> **The request**
Report every line in the listing that contains the string "全力以赴实现".

> **Extracted data**
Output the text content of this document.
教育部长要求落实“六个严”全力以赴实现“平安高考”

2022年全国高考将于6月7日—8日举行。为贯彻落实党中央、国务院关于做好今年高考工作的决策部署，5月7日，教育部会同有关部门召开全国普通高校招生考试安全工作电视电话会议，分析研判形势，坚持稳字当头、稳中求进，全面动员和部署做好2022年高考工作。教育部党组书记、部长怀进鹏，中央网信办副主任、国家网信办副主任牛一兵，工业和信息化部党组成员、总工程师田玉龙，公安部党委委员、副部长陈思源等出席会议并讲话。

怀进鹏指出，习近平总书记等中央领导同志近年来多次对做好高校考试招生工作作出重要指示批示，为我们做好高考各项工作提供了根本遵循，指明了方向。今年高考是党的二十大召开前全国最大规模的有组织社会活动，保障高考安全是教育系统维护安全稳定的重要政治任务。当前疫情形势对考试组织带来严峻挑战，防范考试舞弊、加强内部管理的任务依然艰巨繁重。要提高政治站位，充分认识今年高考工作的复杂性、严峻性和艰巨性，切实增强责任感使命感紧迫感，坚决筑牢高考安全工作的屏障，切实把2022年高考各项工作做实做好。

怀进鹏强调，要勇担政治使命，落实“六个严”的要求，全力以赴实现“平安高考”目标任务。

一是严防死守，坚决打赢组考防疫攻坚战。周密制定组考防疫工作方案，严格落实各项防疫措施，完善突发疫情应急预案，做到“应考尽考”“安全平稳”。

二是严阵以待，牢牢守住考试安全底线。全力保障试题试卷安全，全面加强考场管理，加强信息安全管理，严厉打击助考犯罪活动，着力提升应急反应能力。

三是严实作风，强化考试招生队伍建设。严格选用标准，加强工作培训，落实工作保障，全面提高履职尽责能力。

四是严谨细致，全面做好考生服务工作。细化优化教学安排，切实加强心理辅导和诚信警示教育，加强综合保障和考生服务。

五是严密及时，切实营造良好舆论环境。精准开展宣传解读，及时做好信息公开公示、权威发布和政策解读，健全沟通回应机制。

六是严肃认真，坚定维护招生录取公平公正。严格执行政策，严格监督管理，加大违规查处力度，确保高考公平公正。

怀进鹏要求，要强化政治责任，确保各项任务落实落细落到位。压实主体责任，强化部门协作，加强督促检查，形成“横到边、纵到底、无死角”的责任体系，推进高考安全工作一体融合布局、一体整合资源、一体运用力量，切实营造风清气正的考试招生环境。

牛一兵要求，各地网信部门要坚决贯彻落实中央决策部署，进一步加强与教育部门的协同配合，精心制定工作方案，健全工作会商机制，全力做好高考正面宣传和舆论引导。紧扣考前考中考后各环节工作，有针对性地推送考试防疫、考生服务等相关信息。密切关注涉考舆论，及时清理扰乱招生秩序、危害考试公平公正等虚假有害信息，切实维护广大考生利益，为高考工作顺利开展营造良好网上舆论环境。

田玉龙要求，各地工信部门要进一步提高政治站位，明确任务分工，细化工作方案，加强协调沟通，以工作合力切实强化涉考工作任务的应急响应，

> **Answer to this task**
教育部长要求落实“六个严”全力以赴实现“平安高考”
怀进鹏强调，要勇担政治使命，落实“六个严”的要求，全力以赴实现“平安高考”目标任务。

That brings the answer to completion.